**Excerto do texto:**
- - - -
Com o presente recurso pretende o Recorrente invocar a nulidade da douta decisão instrutória, por falta de fundamentação e por omissão de pronúncia, mais se almejando colocar em crise a bondade da aplicação do direito.
II.
O requerimento de abertura de instrução, apresentado pelo Assistente, deve revestir a formalidade típica inerente à acusação, devendo conter, entre outros aspetos, “a narração, ainda que sintética, dos factos que fundamentam a aplicação ao arguido de uma pena ou de uma medida de segurança, incluindo, se possível, o lugar, o tempo e a motivação da sua prática, o grau de participação que o agente neles teve e quaisquer circunstâncias relevantes para a determinação da sanção que lhe deve ser aplicada”, assim como a “indicação das disposições legais aplicáveis”.
III.
A decisão instrutória é uma verdadeira sentença e está sujeita aos formalismos desta- e que faz caso julgado de mérito.
IV.
A sentença, conforme dispões o artigo 374º, nº2 CPP, deve conter “a fundamentação, que consta da enumeração dos factos provados e não provados, bem como de uma exposição tanto quanto possível completa, ainda que concisa, dos motivos, de factos e de direito, que fundamentam a decisão, com indicação e exame crítico das provas que serviram para formar a convicção do tribunal.” V.
Com as devidas aplicações à sentença instrutória, sempre se dirá que ao invés de factos provados ou não provados, deve a sentença instrutória fazer menção aos factos indiciados ou não indiciados.
VI.
Diz-nos o artigo 379.º do CPP quais são as causas de nulidade da sentença, sendo certo que a violação do ora mesmo acabado de referir fere a sentença de nulidade.
VII.
- - - -
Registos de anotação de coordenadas
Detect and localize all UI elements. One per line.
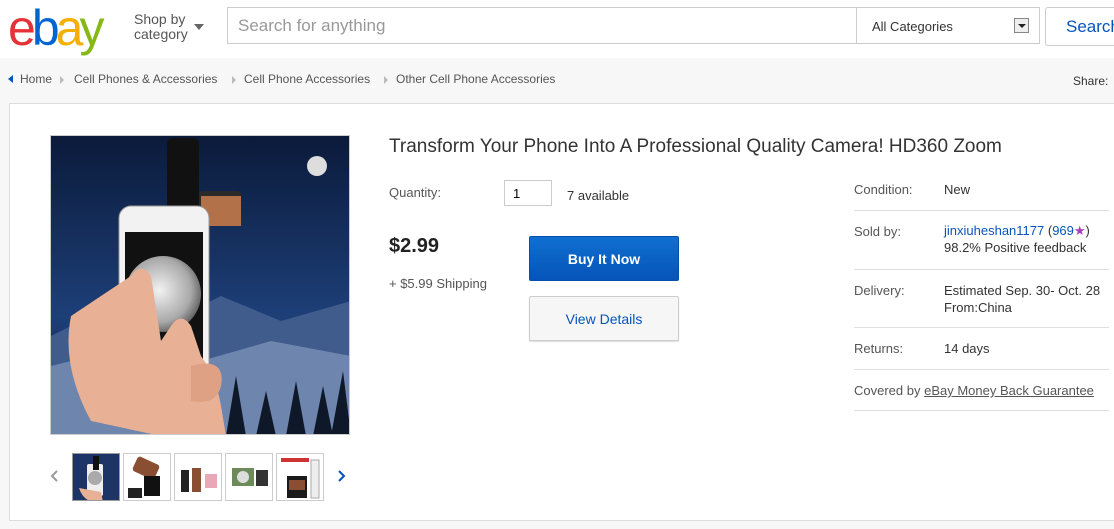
thumbnail-2[interactable]	[123, 453, 171, 501]
divider	[854, 410, 1109, 411]
breadcrumb-other-accessories[interactable]: Other Cell Phone Accessories	[396, 72, 555, 86]
breadcrumb-cell-phones[interactable]: Cell Phones & Accessories	[74, 72, 217, 86]
thumbnail-image-icon	[175, 454, 221, 500]
back-arrow-icon[interactable]	[8, 75, 13, 83]
price: $2.99	[389, 235, 440, 257]
product-main-image[interactable]	[50, 135, 350, 435]
divider	[854, 369, 1109, 370]
condition-label: Condition:	[854, 182, 913, 197]
logo-letter-b: b	[31, 0, 60, 56]
returns-label: Returns:	[854, 341, 904, 356]
feedback-paren-close: )	[1085, 223, 1090, 238]
category-select-label: All Categories	[872, 19, 953, 34]
feedback-score-link[interactable]: 969	[1052, 223, 1074, 238]
logo-letter-a: a	[55, 0, 84, 56]
product-photo-icon	[51, 136, 349, 434]
shop-by-line1: Shop by	[134, 11, 186, 27]
ebay-logo[interactable]: ebay	[8, 0, 104, 58]
positive-feedback: 98.2% Positive feedback	[944, 240, 1087, 255]
shipping-cost: + $5.99 Shipping	[389, 276, 487, 291]
divider	[854, 327, 1109, 328]
listing-title: Transform Your Phone Into A Professional…	[389, 136, 1002, 157]
divider	[854, 269, 1109, 270]
returns-value: 14 days	[944, 341, 990, 356]
star-icon: ★	[1073, 223, 1086, 238]
available-count: 7 available	[567, 188, 630, 203]
thumbnail-3[interactable]	[174, 453, 222, 501]
thumbnail-image-icon	[124, 454, 170, 500]
divider	[854, 210, 1109, 211]
quantity-label: Quantity:	[389, 185, 442, 200]
thumbnail-4[interactable]	[225, 453, 273, 501]
thumbnails-prev-icon[interactable]	[49, 469, 59, 482]
buy-it-now-button[interactable]: Buy It Now	[529, 236, 679, 281]
breadcrumb-cell-phone-accessories[interactable]: Cell Phone Accessories	[244, 72, 370, 86]
thumbnail-1[interactable]	[72, 453, 120, 501]
money-back-guarantee-link[interactable]: eBay Money Back Guarantee	[924, 383, 1094, 398]
delivery-estimate: Estimated Sep. 30- Oct. 28	[944, 283, 1101, 298]
share-label[interactable]: Share:	[1073, 74, 1108, 88]
seller-link[interactable]: jinxiuheshan1177	[944, 223, 1044, 238]
thumbnail-image-icon	[73, 454, 119, 500]
delivery-origin: From:China	[944, 300, 1012, 315]
thumbnails-next-icon[interactable]	[337, 469, 347, 482]
condition-value: New	[944, 182, 971, 197]
header: ebay Shop by category All Categories Sea…	[0, 0, 1114, 58]
breadcrumb-home[interactable]: Home	[20, 72, 52, 86]
thumbnail-5[interactable]	[276, 453, 324, 501]
shop-by-category-button[interactable]: Shop by category	[134, 12, 188, 42]
breadcrumb-separator-icon	[60, 76, 64, 84]
seller-info: jinxiuheshan1177 (969★) 98.2% Positive f…	[944, 222, 1090, 256]
logo-letter-y: y	[79, 0, 104, 56]
search-input[interactable]	[227, 7, 856, 44]
category-select[interactable]: All Categories	[856, 7, 1040, 44]
search-button[interactable]: Search	[1045, 7, 1114, 46]
dropdown-arrow-icon[interactable]	[1014, 18, 1029, 33]
view-details-button[interactable]: View Details	[529, 296, 679, 341]
money-back-guarantee: Covered by eBay Money Back Guarantee	[854, 383, 1094, 398]
delivery-value: Estimated Sep. 30- Oct. 28 From:China	[944, 282, 1100, 316]
breadcrumb-separator-icon	[384, 76, 388, 84]
thumbnail-image-icon	[277, 454, 323, 500]
shop-by-line2: category	[134, 26, 188, 42]
feedback-paren-open: (	[1044, 223, 1053, 238]
logo-letter-e: e	[8, 0, 36, 56]
thumbnail-image-icon	[226, 454, 272, 500]
quantity-input[interactable]	[504, 180, 552, 206]
chevron-down-icon[interactable]	[194, 24, 204, 30]
covered-prefix: Covered by	[854, 383, 925, 398]
breadcrumb-separator-icon	[232, 76, 236, 84]
sold-by-label: Sold by:	[854, 224, 901, 239]
delivery-label: Delivery:	[854, 283, 905, 298]
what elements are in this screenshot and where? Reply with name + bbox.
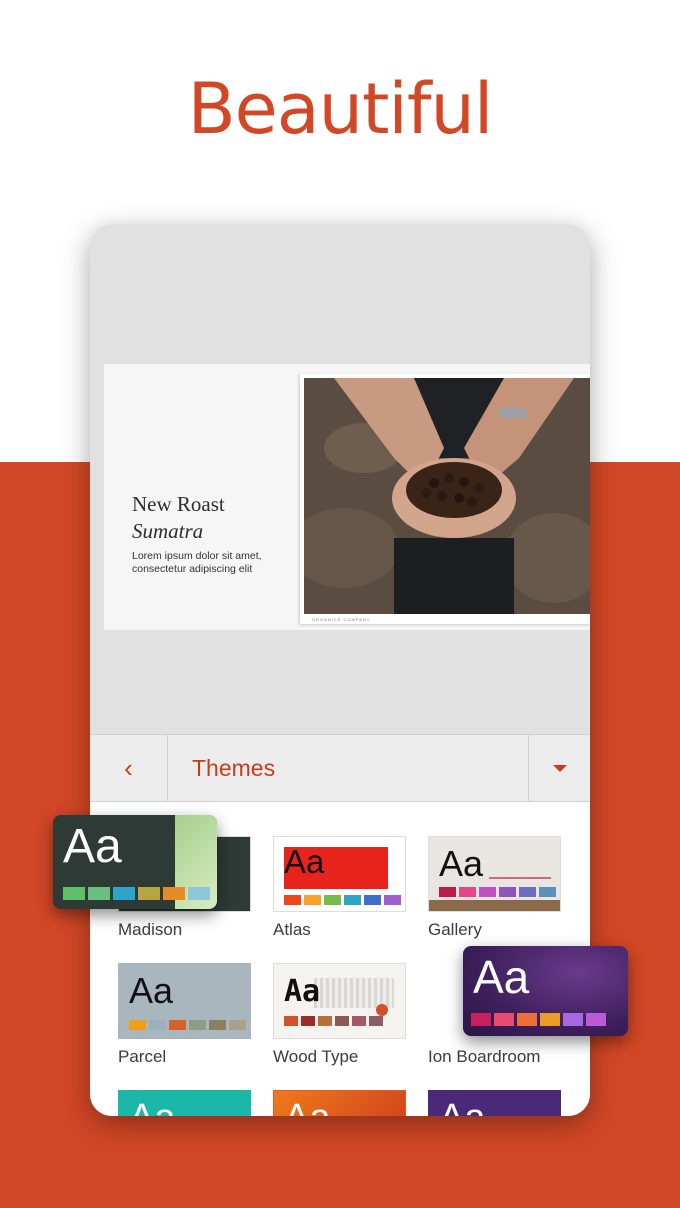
woodtype-dot xyxy=(376,1004,388,1016)
headline: Beautiful xyxy=(187,68,494,150)
theme-swatches xyxy=(63,887,210,900)
theme-label: Atlas xyxy=(273,920,311,939)
theme-thumb-parcel[interactable]: Aa xyxy=(118,963,251,1039)
slide-photo-frame: ORGANICS COMPANY xyxy=(300,374,590,624)
theme-sample-text: Aa xyxy=(473,951,530,1003)
photo-caption: ORGANICS COMPANY xyxy=(312,617,371,622)
theme-swatches xyxy=(284,1016,383,1026)
ion-boardroom-theme-floating[interactable]: Aa xyxy=(463,946,628,1036)
theme-thumb-atlas[interactable]: Aa xyxy=(273,836,406,912)
theme-thumb-gallery[interactable]: Aa xyxy=(428,836,561,912)
slide-title: New Roast xyxy=(132,492,225,516)
theme-sample-text: Aa xyxy=(284,1097,330,1116)
back-button[interactable]: ‹ xyxy=(90,735,168,802)
theme-label: Ion Boardroom xyxy=(428,1047,541,1066)
theme-sample-text: Aa xyxy=(129,970,174,1011)
caret-down-icon xyxy=(552,765,567,772)
themes-toolbar: ‹ Themes xyxy=(90,734,590,802)
slide-subtitle: Sumatra xyxy=(132,519,204,543)
chevron-left-icon: ‹ xyxy=(124,753,133,783)
theme-thumb-purple[interactable]: Aa xyxy=(428,1090,561,1116)
dropdown-button[interactable] xyxy=(528,735,590,802)
theme-thumb-wood-type[interactable]: Aa xyxy=(273,963,406,1039)
coffee-hands-illustration xyxy=(304,378,590,614)
theme-label: Wood Type xyxy=(273,1047,359,1066)
theme-label: Madison xyxy=(118,920,183,939)
theme-thumb-orange[interactable]: Aa xyxy=(273,1090,406,1116)
theme-sample-text: Aa xyxy=(284,843,325,880)
theme-sample-text: Aa xyxy=(129,1097,175,1116)
slide-body-text: Lorem ipsum dolor sit amet, consectetur … xyxy=(132,550,262,575)
theme-sample-text: Aa xyxy=(439,1097,485,1116)
theme-swatches xyxy=(471,1013,606,1026)
theme-label: Parcel xyxy=(118,1047,167,1066)
theme-sample-text: Aa xyxy=(439,843,484,884)
theme-thumb-teal[interactable]: Aa xyxy=(118,1090,251,1116)
gallery-accent-line xyxy=(489,877,551,879)
toolbar-title: Themes xyxy=(192,755,276,781)
slide-preview[interactable]: New Roast Sumatra Lorem ipsum dolor sit … xyxy=(104,364,590,630)
madison-theme-floating[interactable]: Aa xyxy=(53,815,217,909)
theme-swatches xyxy=(129,1020,246,1030)
slide-canvas: New Roast Sumatra Lorem ipsum dolor sit … xyxy=(90,224,590,734)
theme-sample-text: Aa xyxy=(63,820,122,873)
coffee-hands-photo xyxy=(304,378,590,614)
theme-label: Gallery xyxy=(428,920,482,939)
theme-sample-text: Aa xyxy=(284,974,321,1009)
theme-swatches xyxy=(439,887,556,897)
theme-swatches xyxy=(284,895,401,905)
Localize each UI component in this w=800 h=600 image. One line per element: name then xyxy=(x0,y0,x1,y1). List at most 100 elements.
- - - -
**Requisitos:**
1. No excerto sobre o recurso, que artigo do CPP indica as causas de nulidade da sentença?
2. Prossiga o excerto sobre o recurso a partir do ponto em que termina.
As linhas não têm qualquer papel neste exercício.

**As respostas:**
1. O artigo 379.º do CPP.

2.
Ou seja, faltando a expressa indicação dos factos indiciados e não indiciados, falta, assim, a devida e necessária fundamentação que é inerente à emissão de qualquer sentença ou despacho judicial que não seja de mero expediente.
VIII.
A fundamentação da sentença, qualquer que ele seja, é a pedra de toque do nosso ordenamento jurídico-processual, até porque é mediante a fundamentação, de facto e de direito, que obtemos as razões para que a decisão tenha sido uma em detrimento de outra.
IX.
No caso em apreço, e adaptando ao contexto da fase de instrução, a sentença doutamente proferida não contém a indicação expressa e inequívoca da factualidade indiciada e não indiciada, não vindo individualizados os factos indiciados e os não indiciados, devidamente elencados e separados.
X.
Donde resulta, então, um claro esmagamento direito de defesa e reação do Assistente, enquanto requerente da abertura de instrução.
XI.
No caso em análise, o tribunal recorrido terá entendido não existirem indícios suficientes.
XII.
Para tanto, sempre terão de ser expressamente indicados os factos indiciados e os não indiciados, o que claramente não sucede na douta decisão recorrida.
XIII.
Tal enumeração é fundamental para o estrito cumprimento do dever de fundamentação ínsito no artigo 205º da CRP, para o direito de defesa do Arguido e do Assistente, assim como para facultar os necessários poderes de cognição ao tribunal superior, quando seja o caso.
XIV.
Até porque, urge relembrar, tal decisão é uma verdadeira decisão de mérito, qua vai balizar os poderes de atuação do Assistente - ao contrário do que sucede em caso de arquivamento do inquérito.
XV.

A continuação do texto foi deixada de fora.